#### Problem details:
Scan the listing below for the word "分子运动" and state how many lines hold it. Write nothing but the number.
##########
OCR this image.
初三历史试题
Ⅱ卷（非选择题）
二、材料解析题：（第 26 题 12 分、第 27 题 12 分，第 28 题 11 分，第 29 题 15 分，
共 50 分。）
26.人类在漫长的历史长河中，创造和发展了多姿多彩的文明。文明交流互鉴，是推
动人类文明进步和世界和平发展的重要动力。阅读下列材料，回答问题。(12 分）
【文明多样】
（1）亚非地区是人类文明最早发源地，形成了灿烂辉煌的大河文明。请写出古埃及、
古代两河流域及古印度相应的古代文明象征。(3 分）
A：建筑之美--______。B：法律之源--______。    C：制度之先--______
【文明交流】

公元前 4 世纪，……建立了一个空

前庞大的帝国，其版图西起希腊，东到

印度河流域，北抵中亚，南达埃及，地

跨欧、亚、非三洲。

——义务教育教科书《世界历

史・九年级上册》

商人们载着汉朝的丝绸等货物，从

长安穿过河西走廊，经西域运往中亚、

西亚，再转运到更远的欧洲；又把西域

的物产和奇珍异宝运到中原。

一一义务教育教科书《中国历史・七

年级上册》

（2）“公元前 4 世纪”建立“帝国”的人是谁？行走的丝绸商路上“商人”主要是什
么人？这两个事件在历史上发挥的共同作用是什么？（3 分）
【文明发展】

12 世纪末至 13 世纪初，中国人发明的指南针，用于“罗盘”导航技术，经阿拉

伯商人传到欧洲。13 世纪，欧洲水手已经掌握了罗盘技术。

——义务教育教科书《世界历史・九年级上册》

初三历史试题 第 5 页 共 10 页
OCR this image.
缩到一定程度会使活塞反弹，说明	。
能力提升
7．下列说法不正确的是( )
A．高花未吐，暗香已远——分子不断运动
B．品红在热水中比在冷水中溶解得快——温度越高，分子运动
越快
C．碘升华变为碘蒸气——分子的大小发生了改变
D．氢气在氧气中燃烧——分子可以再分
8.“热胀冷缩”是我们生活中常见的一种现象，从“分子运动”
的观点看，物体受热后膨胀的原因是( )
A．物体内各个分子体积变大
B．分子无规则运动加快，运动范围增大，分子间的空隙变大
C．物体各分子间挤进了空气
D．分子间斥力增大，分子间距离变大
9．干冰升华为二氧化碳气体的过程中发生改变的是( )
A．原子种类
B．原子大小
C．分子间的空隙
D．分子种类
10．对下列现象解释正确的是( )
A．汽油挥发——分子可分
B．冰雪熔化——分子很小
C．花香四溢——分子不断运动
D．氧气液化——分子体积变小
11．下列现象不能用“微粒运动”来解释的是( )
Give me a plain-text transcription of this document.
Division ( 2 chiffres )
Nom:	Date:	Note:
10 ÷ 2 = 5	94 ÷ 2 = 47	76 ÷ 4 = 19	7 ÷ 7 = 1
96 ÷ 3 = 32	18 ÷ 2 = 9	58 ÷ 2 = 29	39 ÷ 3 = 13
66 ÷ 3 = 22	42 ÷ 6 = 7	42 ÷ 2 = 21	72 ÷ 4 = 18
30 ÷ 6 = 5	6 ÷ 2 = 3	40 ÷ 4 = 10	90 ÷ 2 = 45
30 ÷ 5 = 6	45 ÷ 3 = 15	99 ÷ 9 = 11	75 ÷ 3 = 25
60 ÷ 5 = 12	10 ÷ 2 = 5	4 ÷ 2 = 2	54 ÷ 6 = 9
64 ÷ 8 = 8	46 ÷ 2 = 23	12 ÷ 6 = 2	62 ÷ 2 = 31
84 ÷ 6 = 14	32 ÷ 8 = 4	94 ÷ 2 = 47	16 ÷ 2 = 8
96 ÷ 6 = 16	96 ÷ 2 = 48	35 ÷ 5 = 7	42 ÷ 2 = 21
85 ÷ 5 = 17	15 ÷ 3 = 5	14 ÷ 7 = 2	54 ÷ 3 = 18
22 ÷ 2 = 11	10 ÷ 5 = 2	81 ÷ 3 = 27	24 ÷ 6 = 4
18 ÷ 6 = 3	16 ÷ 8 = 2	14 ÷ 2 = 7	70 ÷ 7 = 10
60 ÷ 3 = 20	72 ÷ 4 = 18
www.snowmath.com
##########
#### Answer for the task:
2